Dataset excerpt
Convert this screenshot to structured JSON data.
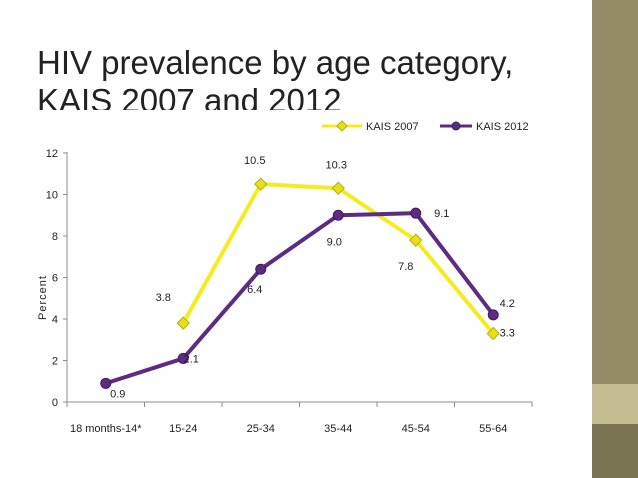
{
  "slide": {
    "title_line1": "HIV prevalence by age category,",
    "title_line2": "KAIS 2007 and 2012"
  },
  "colors": {
    "kais2007": "#f5ec1f",
    "kais2007_marker": "#e6df1a",
    "kais2012": "#5b2c82",
    "sidebar": "#948c66"
  },
  "chart_data": {
    "type": "line",
    "categories": [
      "18 months-14*",
      "15-24",
      "25-34",
      "35-44",
      "45-54",
      "55-64"
    ],
    "ylabel": "Percent",
    "xlabel": "",
    "ylim": [
      0,
      12
    ],
    "yticks": [
      0,
      2,
      4,
      6,
      8,
      10,
      12
    ],
    "grid": false,
    "legend_position": "top-right",
    "series": [
      {
        "name": "KAIS 2007",
        "values": [
          null,
          3.8,
          10.5,
          10.3,
          7.8,
          3.3
        ],
        "labels": [
          "",
          "3.8",
          "10.5",
          "10.3",
          "7.8",
          "3.3"
        ],
        "marker": "diamond"
      },
      {
        "name": "KAIS 2012",
        "values": [
          0.9,
          2.1,
          6.4,
          9.0,
          9.1,
          4.2
        ],
        "labels": [
          "0.9",
          "2.1",
          "6.4",
          "9.0",
          "9.1",
          "4.2"
        ],
        "marker": "circle"
      }
    ]
  }
}
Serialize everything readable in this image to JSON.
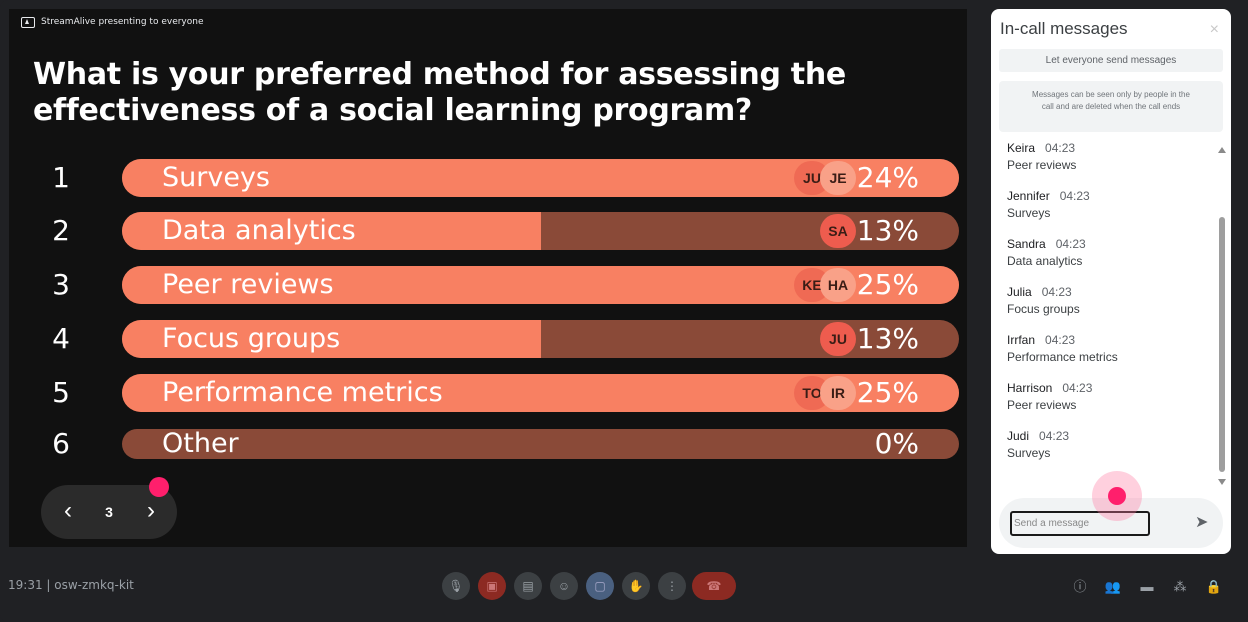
{
  "presenting_banner": "StreamAlive presenting to everyone",
  "question": "What is your preferred method for assessing the effectiveness of a social learning program?",
  "poll": {
    "options": [
      {
        "num": "1",
        "label": "Surveys",
        "percent": "24%",
        "fill": 1.0,
        "avatars": [
          "JU",
          "JE"
        ]
      },
      {
        "num": "2",
        "label": "Data analytics",
        "percent": "13%",
        "fill": 0.5,
        "avatars": [
          "SA"
        ]
      },
      {
        "num": "3",
        "label": "Peer reviews",
        "percent": "25%",
        "fill": 1.0,
        "avatars": [
          "KE",
          "HA"
        ]
      },
      {
        "num": "4",
        "label": "Focus groups",
        "percent": "13%",
        "fill": 0.5,
        "avatars": [
          "JU"
        ]
      },
      {
        "num": "5",
        "label": "Performance metrics",
        "percent": "25%",
        "fill": 1.0,
        "avatars": [
          "TO",
          "IR"
        ]
      },
      {
        "num": "6",
        "label": "Other",
        "percent": "0%",
        "fill": 0.0,
        "avatars": []
      }
    ]
  },
  "pager": {
    "prev_icon": "chevron-left-icon",
    "next_icon": "chevron-right-icon",
    "page": "3",
    "prev": "‹",
    "next": "›"
  },
  "panel": {
    "title": "In-call messages",
    "close": "×",
    "allow_button": "Let everyone send messages",
    "notice": "Messages can be seen only by people in the call and are deleted when the call ends",
    "messages": [
      {
        "sender": "Keira",
        "time": "04:23",
        "text": "Peer reviews"
      },
      {
        "sender": "Jennifer",
        "time": "04:23",
        "text": "Surveys"
      },
      {
        "sender": "Sandra",
        "time": "04:23",
        "text": "Data analytics"
      },
      {
        "sender": "Julia",
        "time": "04:23",
        "text": "Focus groups"
      },
      {
        "sender": "Irrfan",
        "time": "04:23",
        "text": "Performance metrics"
      },
      {
        "sender": "Harrison",
        "time": "04:23",
        "text": "Peer reviews"
      },
      {
        "sender": "Judi",
        "time": "04:23",
        "text": "Surveys"
      }
    ],
    "input_placeholder": "Send a message",
    "send": "➤"
  },
  "meeting": {
    "info": "19:31  |  osw-zmkq-kit"
  },
  "colors": {
    "accent": "#f88062",
    "bar_bg": "#8a4a38",
    "cursor": "#ff1f6c"
  }
}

Exercise brief
Write out the records above exactly as they stand, leaving out every picture.

Solution below
Convert this screenshot to structured JSON data.
{
  "slide": {
    "title_line1": "HIV prevalence by age category,",
    "title_line2": "KAIS 2007 and 2012"
  },
  "colors": {
    "kais2007": "#f5ec1f",
    "kais2007_marker": "#e6df1a",
    "kais2012": "#5b2c82",
    "sidebar": "#948c66"
  },
  "chart_data": {
    "type": "line",
    "categories": [
      "18 months-14*",
      "15-24",
      "25-34",
      "35-44",
      "45-54",
      "55-64"
    ],
    "ylabel": "Percent",
    "xlabel": "",
    "ylim": [
      0,
      12
    ],
    "yticks": [
      0,
      2,
      4,
      6,
      8,
      10,
      12
    ],
    "grid": false,
    "legend_position": "top-right",
    "series": [
      {
        "name": "KAIS 2007",
        "values": [
          null,
          3.8,
          10.5,
          10.3,
          7.8,
          3.3
        ],
        "labels": [
          "",
          "3.8",
          "10.5",
          "10.3",
          "7.8",
          "3.3"
        ],
        "marker": "diamond"
      },
      {
        "name": "KAIS 2012",
        "values": [
          0.9,
          2.1,
          6.4,
          9.0,
          9.1,
          4.2
        ],
        "labels": [
          "0.9",
          "2.1",
          "6.4",
          "9.0",
          "9.1",
          "4.2"
        ],
        "marker": "circle"
      }
    ]
  }
}
Serialize everything readable in this image to JSON.
{
  "presenting_banner": "StreamAlive presenting to everyone",
  "question": "What is your preferred method for assessing the effectiveness of a social learning program?",
  "poll": {
    "options": [
      {
        "num": "1",
        "label": "Surveys",
        "percent": "24%",
        "fill": 1.0,
        "avatars": [
          "JU",
          "JE"
        ]
      },
      {
        "num": "2",
        "label": "Data analytics",
        "percent": "13%",
        "fill": 0.5,
        "avatars": [
          "SA"
        ]
      },
      {
        "num": "3",
        "label": "Peer reviews",
        "percent": "25%",
        "fill": 1.0,
        "avatars": [
          "KE",
          "HA"
        ]
      },
      {
        "num": "4",
        "label": "Focus groups",
        "percent": "13%",
        "fill": 0.5,
        "avatars": [
          "JU"
        ]
      },
      {
        "num": "5",
        "label": "Performance metrics",
        "percent": "25%",
        "fill": 1.0,
        "avatars": [
          "TO",
          "IR"
        ]
      },
      {
        "num": "6",
        "label": "Other",
        "percent": "0%",
        "fill": 0.0,
        "avatars": []
      }
    ]
  },
  "pager": {
    "prev_icon": "chevron-left-icon",
    "next_icon": "chevron-right-icon",
    "page": "3",
    "prev": "‹",
    "next": "›"
  },
  "panel": {
    "title": "In-call messages",
    "close": "×",
    "allow_button": "Let everyone send messages",
    "notice": "Messages can be seen only by people in the call and are deleted when the call ends",
    "messages": [
      {
        "sender": "Keira",
        "time": "04:23",
        "text": "Peer reviews"
      },
      {
        "sender": "Jennifer",
        "time": "04:23",
        "text": "Surveys"
      },
      {
        "sender": "Sandra",
        "time": "04:23",
        "text": "Data analytics"
      },
      {
        "sender": "Julia",
        "time": "04:23",
        "text": "Focus groups"
      },
      {
        "sender": "Irrfan",
        "time": "04:23",
        "text": "Performance metrics"
      },
      {
        "sender": "Harrison",
        "time": "04:23",
        "text": "Peer reviews"
      },
      {
        "sender": "Judi",
        "time": "04:23",
        "text": "Surveys"
      }
    ],
    "input_placeholder": "Send a message",
    "send": "➤"
  },
  "meeting": {
    "info": "19:31  |  osw-zmkq-kit"
  },
  "colors": {
    "accent": "#f88062",
    "bar_bg": "#8a4a38",
    "cursor": "#ff1f6c"
  }
}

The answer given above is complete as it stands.